------ Information given
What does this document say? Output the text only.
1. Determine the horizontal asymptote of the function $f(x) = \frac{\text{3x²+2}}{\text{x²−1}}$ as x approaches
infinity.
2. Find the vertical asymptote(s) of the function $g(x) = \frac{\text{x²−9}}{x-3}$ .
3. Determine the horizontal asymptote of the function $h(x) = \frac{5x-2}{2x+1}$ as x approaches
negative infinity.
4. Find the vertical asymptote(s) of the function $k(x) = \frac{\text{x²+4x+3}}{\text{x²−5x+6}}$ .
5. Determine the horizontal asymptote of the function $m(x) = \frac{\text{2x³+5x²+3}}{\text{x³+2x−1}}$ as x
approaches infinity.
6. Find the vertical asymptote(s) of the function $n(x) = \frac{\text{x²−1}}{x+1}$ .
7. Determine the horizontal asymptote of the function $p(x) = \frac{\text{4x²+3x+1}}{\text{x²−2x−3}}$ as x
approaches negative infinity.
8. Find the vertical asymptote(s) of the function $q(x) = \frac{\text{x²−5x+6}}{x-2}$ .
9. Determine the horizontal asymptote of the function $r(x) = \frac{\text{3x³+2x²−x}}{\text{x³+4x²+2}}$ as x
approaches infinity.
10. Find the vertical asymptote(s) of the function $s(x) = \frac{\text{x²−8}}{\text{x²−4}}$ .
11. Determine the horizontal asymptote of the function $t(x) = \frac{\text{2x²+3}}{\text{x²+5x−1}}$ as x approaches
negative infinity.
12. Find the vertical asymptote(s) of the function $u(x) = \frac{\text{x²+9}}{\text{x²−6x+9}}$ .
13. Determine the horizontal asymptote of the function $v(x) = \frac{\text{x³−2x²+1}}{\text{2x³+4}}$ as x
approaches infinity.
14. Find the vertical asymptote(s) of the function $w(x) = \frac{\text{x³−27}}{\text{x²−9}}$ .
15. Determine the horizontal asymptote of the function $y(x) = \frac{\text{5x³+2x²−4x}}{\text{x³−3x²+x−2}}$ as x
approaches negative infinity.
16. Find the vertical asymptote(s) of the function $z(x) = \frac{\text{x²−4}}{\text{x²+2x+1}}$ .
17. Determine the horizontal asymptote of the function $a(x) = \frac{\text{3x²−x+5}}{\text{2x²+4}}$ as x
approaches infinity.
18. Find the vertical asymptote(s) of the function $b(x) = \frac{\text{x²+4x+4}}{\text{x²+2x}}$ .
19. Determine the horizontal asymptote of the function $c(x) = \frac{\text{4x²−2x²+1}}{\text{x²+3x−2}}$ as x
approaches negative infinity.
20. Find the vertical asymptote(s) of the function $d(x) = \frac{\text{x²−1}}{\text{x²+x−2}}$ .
------------
→ **Exercise aim**:
Locate the word "vertical" in the data above. Copy every line carrying it.

→ **Completed exercise**:
2. Find the vertical asymptote(s) of the function $g(x) = \frac{\text{x²−9}}{x-3}$ .
4. Find the vertical asymptote(s) of the function $k(x) = \frac{\text{x²+4x+3}}{\text{x²−5x+6}}$ .
6. Find the vertical asymptote(s) of the function $n(x) = \frac{\text{x²−1}}{x+1}$ .
8. Find the vertical asymptote(s) of the function $q(x) = \frac{\text{x²−5x+6}}{x-2}$ .
10. Find the vertical asymptote(s) of the function $s(x) = \frac{\text{x²−8}}{\text{x²−4}}$ .
12. Find the vertical asymptote(s) of the function $u(x) = \frac{\text{x²+9}}{\text{x²−6x+9}}$ .
14. Find the vertical asymptote(s) of the function $w(x) = \frac{\text{x³−27}}{\text{x²−9}}$ .
16. Find the vertical asymptote(s) of the function $z(x) = \frac{\text{x²−4}}{\text{x²+2x+1}}$ .
18. Find the vertical asymptote(s) of the function $b(x) = \frac{\text{x²+4x+4}}{\text{x²+2x}}$ .
20. Find the vertical asymptote(s) of the function $d(x) = \frac{\text{x²−1}}{\text{x²+x−2}}$ .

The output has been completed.